Listed records

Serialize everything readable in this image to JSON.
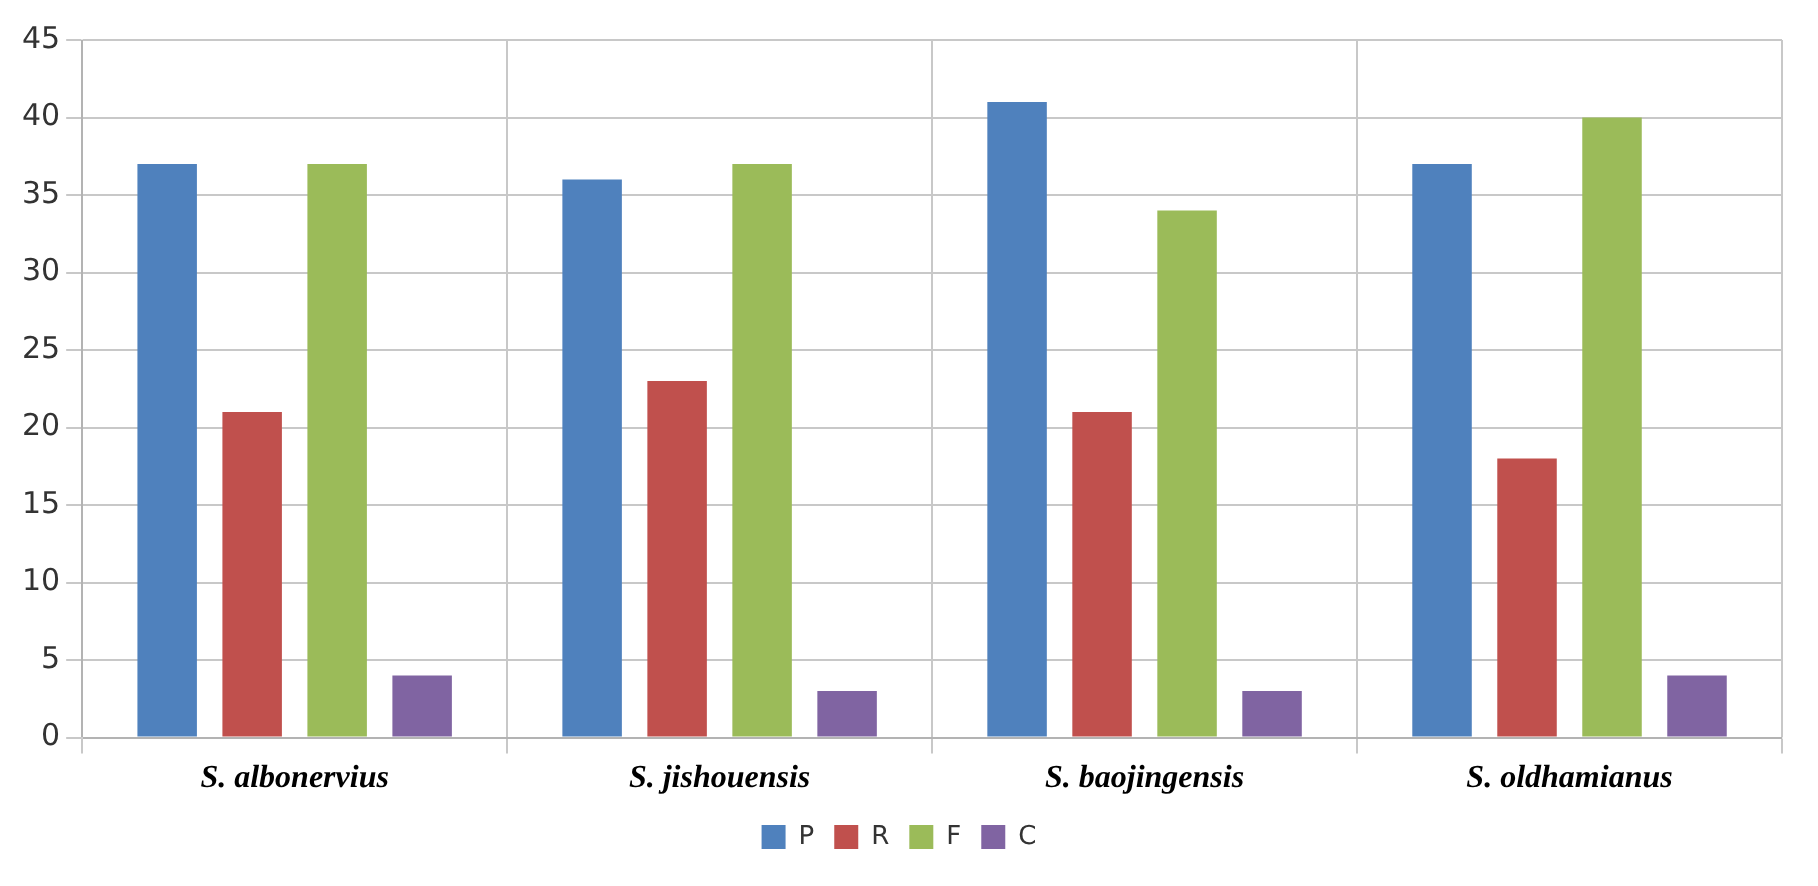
{
  "chart_data": {
    "type": "bar",
    "categories": [
      "S. albonervius",
      "S. jishouensis",
      "S. baojingensis",
      "S. oldhamianus"
    ],
    "series": [
      {
        "name": "P",
        "color": "#4f81bd",
        "values": [
          37,
          36,
          41,
          37
        ]
      },
      {
        "name": "R",
        "color": "#c0504d",
        "values": [
          21,
          23,
          21,
          18
        ]
      },
      {
        "name": "F",
        "color": "#9bbb59",
        "values": [
          37,
          37,
          34,
          40
        ]
      },
      {
        "name": "C",
        "color": "#8064a2",
        "values": [
          4,
          3,
          3,
          4
        ]
      }
    ],
    "ylim": [
      0,
      45
    ],
    "yticks": [
      0,
      5,
      10,
      15,
      20,
      25,
      30,
      35,
      40,
      45
    ],
    "grid": true,
    "legend": "bottom"
  }
}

Your goal
Return the listing above in full and without alteration, excluding its pictures.

Correct response
Serialize everything readable in this image to JSON.
{
  "chart_data": {
    "type": "bar",
    "categories": [
      "S. albonervius",
      "S. jishouensis",
      "S. baojingensis",
      "S. oldhamianus"
    ],
    "series": [
      {
        "name": "P",
        "color": "#4f81bd",
        "values": [
          37,
          36,
          41,
          37
        ]
      },
      {
        "name": "R",
        "color": "#c0504d",
        "values": [
          21,
          23,
          21,
          18
        ]
      },
      {
        "name": "F",
        "color": "#9bbb59",
        "values": [
          37,
          37,
          34,
          40
        ]
      },
      {
        "name": "C",
        "color": "#8064a2",
        "values": [
          4,
          3,
          3,
          4
        ]
      }
    ],
    "ylim": [
      0,
      45
    ],
    "yticks": [
      0,
      5,
      10,
      15,
      20,
      25,
      30,
      35,
      40,
      45
    ],
    "grid": true,
    "legend": "bottom"
  }
}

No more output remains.